- _INSTRUCTIONS FOR THE TASK_
Every line must be returned precisely as it is written.

- _SOURCE MATERIAL_
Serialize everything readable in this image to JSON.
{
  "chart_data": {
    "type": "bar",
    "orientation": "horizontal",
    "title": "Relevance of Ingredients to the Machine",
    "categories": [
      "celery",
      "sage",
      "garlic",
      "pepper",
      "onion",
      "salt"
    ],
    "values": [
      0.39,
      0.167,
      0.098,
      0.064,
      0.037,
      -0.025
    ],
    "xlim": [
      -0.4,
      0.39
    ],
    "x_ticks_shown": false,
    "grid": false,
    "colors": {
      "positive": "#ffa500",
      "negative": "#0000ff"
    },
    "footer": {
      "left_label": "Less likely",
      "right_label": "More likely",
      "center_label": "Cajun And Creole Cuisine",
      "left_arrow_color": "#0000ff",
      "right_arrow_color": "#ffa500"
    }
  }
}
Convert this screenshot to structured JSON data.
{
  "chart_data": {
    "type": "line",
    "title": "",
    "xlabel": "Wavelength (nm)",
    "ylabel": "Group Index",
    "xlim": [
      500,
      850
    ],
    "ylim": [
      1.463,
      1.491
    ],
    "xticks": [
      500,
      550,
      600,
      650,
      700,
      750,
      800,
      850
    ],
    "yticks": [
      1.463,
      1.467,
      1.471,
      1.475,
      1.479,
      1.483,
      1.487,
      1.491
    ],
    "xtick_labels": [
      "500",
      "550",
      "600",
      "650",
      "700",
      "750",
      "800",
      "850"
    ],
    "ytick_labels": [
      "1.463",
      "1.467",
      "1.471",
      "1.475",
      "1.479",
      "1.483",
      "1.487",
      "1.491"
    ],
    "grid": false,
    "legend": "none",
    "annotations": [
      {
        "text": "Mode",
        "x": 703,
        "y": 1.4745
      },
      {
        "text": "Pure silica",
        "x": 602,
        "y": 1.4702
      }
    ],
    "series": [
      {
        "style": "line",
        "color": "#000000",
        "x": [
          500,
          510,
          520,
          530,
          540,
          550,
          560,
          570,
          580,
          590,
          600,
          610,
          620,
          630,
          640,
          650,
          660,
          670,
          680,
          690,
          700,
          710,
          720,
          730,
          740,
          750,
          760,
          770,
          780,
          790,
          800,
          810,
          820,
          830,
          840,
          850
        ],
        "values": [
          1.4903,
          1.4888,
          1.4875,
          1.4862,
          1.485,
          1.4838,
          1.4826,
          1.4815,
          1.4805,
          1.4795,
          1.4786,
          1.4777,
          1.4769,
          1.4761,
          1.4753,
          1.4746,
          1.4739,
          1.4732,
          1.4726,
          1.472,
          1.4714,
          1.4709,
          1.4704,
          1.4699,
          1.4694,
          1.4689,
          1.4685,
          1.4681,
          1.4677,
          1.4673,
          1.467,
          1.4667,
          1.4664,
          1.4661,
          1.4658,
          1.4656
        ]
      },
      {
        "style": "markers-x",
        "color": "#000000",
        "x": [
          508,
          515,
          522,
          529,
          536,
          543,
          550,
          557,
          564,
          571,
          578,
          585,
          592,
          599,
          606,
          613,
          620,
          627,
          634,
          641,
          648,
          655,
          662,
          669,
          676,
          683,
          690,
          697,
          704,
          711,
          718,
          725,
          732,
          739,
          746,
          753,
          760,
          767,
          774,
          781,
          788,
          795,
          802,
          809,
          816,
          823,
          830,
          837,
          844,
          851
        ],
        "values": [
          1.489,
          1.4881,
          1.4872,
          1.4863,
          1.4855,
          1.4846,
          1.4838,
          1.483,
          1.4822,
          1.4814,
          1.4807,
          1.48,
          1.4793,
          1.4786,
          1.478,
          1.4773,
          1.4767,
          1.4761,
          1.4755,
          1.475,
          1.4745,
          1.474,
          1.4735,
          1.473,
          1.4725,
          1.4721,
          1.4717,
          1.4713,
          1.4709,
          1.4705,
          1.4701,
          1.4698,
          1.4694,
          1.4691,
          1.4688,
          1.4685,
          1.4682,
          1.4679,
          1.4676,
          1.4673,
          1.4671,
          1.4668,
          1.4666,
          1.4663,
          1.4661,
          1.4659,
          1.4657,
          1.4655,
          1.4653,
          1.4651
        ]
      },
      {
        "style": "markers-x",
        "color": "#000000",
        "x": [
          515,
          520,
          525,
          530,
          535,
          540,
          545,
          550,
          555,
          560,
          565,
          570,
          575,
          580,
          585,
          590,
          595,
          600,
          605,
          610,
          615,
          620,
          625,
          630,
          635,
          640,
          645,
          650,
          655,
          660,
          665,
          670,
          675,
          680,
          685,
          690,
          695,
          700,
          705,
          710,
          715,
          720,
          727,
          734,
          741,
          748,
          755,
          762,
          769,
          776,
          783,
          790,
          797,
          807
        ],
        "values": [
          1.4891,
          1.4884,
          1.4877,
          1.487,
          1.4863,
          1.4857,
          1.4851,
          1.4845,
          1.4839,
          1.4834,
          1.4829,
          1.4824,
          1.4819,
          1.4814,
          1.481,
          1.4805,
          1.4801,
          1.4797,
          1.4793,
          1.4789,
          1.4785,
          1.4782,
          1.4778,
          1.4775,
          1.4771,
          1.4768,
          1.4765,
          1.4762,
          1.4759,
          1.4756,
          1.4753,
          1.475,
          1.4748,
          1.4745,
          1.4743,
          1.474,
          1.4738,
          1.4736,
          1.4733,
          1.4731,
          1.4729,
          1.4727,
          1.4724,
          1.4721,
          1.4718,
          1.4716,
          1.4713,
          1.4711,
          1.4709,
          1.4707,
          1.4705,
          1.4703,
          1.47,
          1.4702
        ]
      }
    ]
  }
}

- _FULL RESPONSE_
Serialize everything readable in this image to JSON.
{
  "chart_data": {
    "type": "bar",
    "orientation": "horizontal",
    "title": "Relevance of Ingredients to the Machine",
    "categories": [
      "celery",
      "sage",
      "garlic",
      "pepper",
      "onion",
      "salt"
    ],
    "values": [
      0.39,
      0.167,
      0.098,
      0.064,
      0.037,
      -0.025
    ],
    "xlim": [
      -0.4,
      0.39
    ],
    "x_ticks_shown": false,
    "grid": false,
    "colors": {
      "positive": "#ffa500",
      "negative": "#0000ff"
    },
    "footer": {
      "left_label": "Less likely",
      "right_label": "More likely",
      "center_label": "Cajun And Creole Cuisine",
      "left_arrow_color": "#0000ff",
      "right_arrow_color": "#ffa500"
    }
  }
}
Convert this screenshot to structured JSON data.
{
  "chart_data": {
    "type": "line",
    "title": "",
    "xlabel": "Wavelength (nm)",
    "ylabel": "Group Index",
    "xlim": [
      500,
      850
    ],
    "ylim": [
      1.463,
      1.491
    ],
    "xticks": [
      500,
      550,
      600,
      650,
      700,
      750,
      800,
      850
    ],
    "yticks": [
      1.463,
      1.467,
      1.471,
      1.475,
      1.479,
      1.483,
      1.487,
      1.491
    ],
    "xtick_labels": [
      "500",
      "550",
      "600",
      "650",
      "700",
      "750",
      "800",
      "850"
    ],
    "ytick_labels": [
      "1.463",
      "1.467",
      "1.471",
      "1.475",
      "1.479",
      "1.483",
      "1.487",
      "1.491"
    ],
    "grid": false,
    "legend": "none",
    "annotations": [
      {
        "text": "Mode",
        "x": 703,
        "y": 1.4745
      },
      {
        "text": "Pure silica",
        "x": 602,
        "y": 1.4702
      }
    ],
    "series": [
      {
        "style": "line",
        "color": "#000000",
        "x": [
          500,
          510,
          520,
          530,
          540,
          550,
          560,
          570,
          580,
          590,
          600,
          610,
          620,
          630,
          640,
          650,
          660,
          670,
          680,
          690,
          700,
          710,
          720,
          730,
          740,
          750,
          760,
          770,
          780,
          790,
          800,
          810,
          820,
          830,
          840,
          850
        ],
        "values": [
          1.4903,
          1.4888,
          1.4875,
          1.4862,
          1.485,
          1.4838,
          1.4826,
          1.4815,
          1.4805,
          1.4795,
          1.4786,
          1.4777,
          1.4769,
          1.4761,
          1.4753,
          1.4746,
          1.4739,
          1.4732,
          1.4726,
          1.472,
          1.4714,
          1.4709,
          1.4704,
          1.4699,
          1.4694,
          1.4689,
          1.4685,
          1.4681,
          1.4677,
          1.4673,
          1.467,
          1.4667,
          1.4664,
          1.4661,
          1.4658,
          1.4656
        ]
      },
      {
        "style": "markers-x",
        "color": "#000000",
        "x": [
          508,
          515,
          522,
          529,
          536,
          543,
          550,
          557,
          564,
          571,
          578,
          585,
          592,
          599,
          606,
          613,
          620,
          627,
          634,
          641,
          648,
          655,
          662,
          669,
          676,
          683,
          690,
          697,
          704,
          711,
          718,
          725,
          732,
          739,
          746,
          753,
          760,
          767,
          774,
          781,
          788,
          795,
          802,
          809,
          816,
          823,
          830,
          837,
          844,
          851
        ],
        "values": [
          1.489,
          1.4881,
          1.4872,
          1.4863,
          1.4855,
          1.4846,
          1.4838,
          1.483,
          1.4822,
          1.4814,
          1.4807,
          1.48,
          1.4793,
          1.4786,
          1.478,
          1.4773,
          1.4767,
          1.4761,
          1.4755,
          1.475,
          1.4745,
          1.474,
          1.4735,
          1.473,
          1.4725,
          1.4721,
          1.4717,
          1.4713,
          1.4709,
          1.4705,
          1.4701,
          1.4698,
          1.4694,
          1.4691,
          1.4688,
          1.4685,
          1.4682,
          1.4679,
          1.4676,
          1.4673,
          1.4671,
          1.4668,
          1.4666,
          1.4663,
          1.4661,
          1.4659,
          1.4657,
          1.4655,
          1.4653,
          1.4651
        ]
      },
      {
        "style": "markers-x",
        "color": "#000000",
        "x": [
          515,
          520,
          525,
          530,
          535,
          540,
          545,
          550,
          555,
          560,
          565,
          570,
          575,
          580,
          585,
          590,
          595,
          600,
          605,
          610,
          615,
          620,
          625,
          630,
          635,
          640,
          645,
          650,
          655,
          660,
          665,
          670,
          675,
          680,
          685,
          690,
          695,
          700,
          705,
          710,
          715,
          720,
          727,
          734,
          741,
          748,
          755,
          762,
          769,
          776,
          783,
          790,
          797,
          807
        ],
        "values": [
          1.4891,
          1.4884,
          1.4877,
          1.487,
          1.4863,
          1.4857,
          1.4851,
          1.4845,
          1.4839,
          1.4834,
          1.4829,
          1.4824,
          1.4819,
          1.4814,
          1.481,
          1.4805,
          1.4801,
          1.4797,
          1.4793,
          1.4789,
          1.4785,
          1.4782,
          1.4778,
          1.4775,
          1.4771,
          1.4768,
          1.4765,
          1.4762,
          1.4759,
          1.4756,
          1.4753,
          1.475,
          1.4748,
          1.4745,
          1.4743,
          1.474,
          1.4738,
          1.4736,
          1.4733,
          1.4731,
          1.4729,
          1.4727,
          1.4724,
          1.4721,
          1.4718,
          1.4716,
          1.4713,
          1.4711,
          1.4709,
          1.4707,
          1.4705,
          1.4703,
          1.47,
          1.4702
        ]
      }
    ]
  }
}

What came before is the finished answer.